Problem ->
Could you reproduce the lines of the listing below word for word, starting at its first line and stopping after the line that contains "- nav-login[interactable]: Login: [1464, 94, 1516, 116]"?

Source material ->
***

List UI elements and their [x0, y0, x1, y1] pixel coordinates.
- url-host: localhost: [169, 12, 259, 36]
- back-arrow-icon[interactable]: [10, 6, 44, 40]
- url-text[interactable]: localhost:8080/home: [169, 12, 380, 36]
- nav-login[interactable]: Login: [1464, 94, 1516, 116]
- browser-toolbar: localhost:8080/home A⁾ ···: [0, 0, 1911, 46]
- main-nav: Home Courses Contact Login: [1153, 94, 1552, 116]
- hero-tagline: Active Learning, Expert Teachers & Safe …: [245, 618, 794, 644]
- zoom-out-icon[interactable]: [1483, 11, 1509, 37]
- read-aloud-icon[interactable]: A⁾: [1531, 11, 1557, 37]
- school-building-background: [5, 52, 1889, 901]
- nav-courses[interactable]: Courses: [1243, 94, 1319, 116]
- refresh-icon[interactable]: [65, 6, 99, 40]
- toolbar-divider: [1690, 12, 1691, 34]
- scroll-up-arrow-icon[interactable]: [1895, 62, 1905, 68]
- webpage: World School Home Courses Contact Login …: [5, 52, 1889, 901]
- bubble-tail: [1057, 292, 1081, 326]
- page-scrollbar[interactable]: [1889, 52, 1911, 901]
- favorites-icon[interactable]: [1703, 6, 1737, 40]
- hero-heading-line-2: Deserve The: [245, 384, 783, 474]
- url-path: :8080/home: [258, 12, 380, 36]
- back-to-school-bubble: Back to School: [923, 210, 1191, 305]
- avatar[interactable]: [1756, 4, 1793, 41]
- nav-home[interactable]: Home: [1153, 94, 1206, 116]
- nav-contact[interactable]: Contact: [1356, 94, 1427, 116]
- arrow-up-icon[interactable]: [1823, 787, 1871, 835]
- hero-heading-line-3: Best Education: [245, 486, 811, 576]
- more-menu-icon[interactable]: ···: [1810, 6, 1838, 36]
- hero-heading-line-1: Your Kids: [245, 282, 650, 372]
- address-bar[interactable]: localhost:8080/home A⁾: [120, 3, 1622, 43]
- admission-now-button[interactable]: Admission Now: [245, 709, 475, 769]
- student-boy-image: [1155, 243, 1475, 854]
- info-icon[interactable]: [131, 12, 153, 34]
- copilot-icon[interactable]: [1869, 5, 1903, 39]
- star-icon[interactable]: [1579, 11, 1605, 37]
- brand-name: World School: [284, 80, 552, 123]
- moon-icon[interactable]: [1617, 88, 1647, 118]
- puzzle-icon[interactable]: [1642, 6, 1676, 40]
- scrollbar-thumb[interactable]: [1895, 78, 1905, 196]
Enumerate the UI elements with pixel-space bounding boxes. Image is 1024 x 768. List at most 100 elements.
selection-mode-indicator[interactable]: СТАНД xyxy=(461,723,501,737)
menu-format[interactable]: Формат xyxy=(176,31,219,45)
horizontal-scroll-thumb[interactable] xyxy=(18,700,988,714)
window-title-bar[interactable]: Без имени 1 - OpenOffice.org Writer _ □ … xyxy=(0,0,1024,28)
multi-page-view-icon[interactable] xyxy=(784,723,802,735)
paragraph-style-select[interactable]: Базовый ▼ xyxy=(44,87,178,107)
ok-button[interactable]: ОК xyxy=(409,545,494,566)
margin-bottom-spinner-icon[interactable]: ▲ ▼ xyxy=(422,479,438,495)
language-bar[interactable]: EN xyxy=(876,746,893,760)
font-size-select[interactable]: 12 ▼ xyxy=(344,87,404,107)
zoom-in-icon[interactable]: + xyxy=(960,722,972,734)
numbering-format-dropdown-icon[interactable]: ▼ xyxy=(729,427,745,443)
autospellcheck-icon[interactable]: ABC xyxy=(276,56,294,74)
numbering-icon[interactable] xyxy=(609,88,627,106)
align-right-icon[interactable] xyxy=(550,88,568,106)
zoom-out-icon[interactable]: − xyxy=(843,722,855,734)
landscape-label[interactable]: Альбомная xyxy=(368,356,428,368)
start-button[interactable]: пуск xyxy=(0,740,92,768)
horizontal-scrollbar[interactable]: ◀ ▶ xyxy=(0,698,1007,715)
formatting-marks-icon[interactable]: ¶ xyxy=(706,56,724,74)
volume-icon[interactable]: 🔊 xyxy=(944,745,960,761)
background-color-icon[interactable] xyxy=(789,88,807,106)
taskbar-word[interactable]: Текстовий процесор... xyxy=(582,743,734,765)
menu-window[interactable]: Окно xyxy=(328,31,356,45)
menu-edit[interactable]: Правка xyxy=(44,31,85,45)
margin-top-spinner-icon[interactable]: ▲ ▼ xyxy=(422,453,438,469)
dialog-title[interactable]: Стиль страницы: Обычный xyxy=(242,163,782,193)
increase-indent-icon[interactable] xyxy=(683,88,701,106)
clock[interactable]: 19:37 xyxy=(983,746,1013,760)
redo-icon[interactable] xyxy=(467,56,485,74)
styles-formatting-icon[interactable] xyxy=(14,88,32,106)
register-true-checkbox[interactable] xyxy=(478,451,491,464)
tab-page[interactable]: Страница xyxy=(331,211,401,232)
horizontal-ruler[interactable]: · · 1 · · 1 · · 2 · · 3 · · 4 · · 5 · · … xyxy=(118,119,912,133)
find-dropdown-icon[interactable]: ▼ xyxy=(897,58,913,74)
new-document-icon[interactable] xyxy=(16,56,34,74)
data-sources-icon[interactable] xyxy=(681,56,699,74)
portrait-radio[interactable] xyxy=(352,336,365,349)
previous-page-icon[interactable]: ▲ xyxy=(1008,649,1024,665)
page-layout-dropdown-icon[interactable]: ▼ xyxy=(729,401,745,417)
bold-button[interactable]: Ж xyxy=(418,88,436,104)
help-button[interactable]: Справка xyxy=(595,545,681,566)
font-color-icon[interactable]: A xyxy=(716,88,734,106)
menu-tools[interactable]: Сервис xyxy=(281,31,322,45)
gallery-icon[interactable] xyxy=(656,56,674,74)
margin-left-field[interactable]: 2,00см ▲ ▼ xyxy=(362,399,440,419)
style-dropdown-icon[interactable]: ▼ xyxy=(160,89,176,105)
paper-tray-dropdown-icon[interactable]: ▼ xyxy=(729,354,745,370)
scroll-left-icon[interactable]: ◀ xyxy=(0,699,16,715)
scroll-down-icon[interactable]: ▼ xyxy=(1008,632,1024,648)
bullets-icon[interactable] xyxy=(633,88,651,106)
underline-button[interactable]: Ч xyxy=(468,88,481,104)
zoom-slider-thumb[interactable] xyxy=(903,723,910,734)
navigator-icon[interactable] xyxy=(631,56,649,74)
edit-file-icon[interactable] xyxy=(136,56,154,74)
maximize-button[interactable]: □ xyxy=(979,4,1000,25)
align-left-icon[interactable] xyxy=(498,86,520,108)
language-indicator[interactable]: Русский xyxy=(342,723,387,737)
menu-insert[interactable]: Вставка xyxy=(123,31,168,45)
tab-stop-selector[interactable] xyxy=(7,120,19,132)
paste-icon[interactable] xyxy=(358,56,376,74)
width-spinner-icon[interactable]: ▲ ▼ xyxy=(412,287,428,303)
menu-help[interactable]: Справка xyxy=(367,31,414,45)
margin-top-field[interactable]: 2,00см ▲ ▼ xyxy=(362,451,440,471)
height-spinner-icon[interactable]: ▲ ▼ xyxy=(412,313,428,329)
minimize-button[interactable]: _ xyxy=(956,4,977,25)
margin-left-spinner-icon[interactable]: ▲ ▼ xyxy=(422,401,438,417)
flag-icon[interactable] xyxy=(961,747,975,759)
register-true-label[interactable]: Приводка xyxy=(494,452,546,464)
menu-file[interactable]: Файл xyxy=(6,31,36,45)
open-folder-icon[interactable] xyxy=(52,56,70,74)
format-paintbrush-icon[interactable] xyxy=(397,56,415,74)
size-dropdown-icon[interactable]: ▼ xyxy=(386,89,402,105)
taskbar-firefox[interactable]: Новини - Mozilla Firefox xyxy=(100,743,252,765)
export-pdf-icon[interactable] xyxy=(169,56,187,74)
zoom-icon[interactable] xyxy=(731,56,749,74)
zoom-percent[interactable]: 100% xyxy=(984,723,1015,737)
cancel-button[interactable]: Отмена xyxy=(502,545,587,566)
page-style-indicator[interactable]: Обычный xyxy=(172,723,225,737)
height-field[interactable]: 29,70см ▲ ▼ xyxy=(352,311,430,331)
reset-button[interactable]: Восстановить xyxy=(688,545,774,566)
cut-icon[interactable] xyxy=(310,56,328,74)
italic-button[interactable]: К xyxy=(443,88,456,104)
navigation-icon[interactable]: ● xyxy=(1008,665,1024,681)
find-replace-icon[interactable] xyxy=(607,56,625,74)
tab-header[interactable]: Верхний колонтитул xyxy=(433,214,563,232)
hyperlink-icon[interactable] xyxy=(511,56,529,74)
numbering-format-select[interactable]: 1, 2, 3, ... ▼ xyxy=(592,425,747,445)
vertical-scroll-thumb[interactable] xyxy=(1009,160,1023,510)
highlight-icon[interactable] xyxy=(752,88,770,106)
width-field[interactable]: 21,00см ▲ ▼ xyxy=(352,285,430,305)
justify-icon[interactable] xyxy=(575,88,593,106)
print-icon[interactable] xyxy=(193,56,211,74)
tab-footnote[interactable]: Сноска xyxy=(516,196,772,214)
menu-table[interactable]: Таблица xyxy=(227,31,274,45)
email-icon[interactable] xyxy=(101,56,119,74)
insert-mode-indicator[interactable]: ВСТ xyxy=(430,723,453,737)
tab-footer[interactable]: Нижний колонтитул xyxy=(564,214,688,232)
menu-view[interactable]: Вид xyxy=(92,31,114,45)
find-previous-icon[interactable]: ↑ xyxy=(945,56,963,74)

***

Full response ->
List UI elements and their [x0, y0, x1, y1] pixel coordinates.
- url-host: localhost: [169, 12, 259, 36]
- back-arrow-icon[interactable]: [10, 6, 44, 40]
- url-text[interactable]: localhost:8080/home: [169, 12, 380, 36]
- nav-login[interactable]: Login: [1464, 94, 1516, 116]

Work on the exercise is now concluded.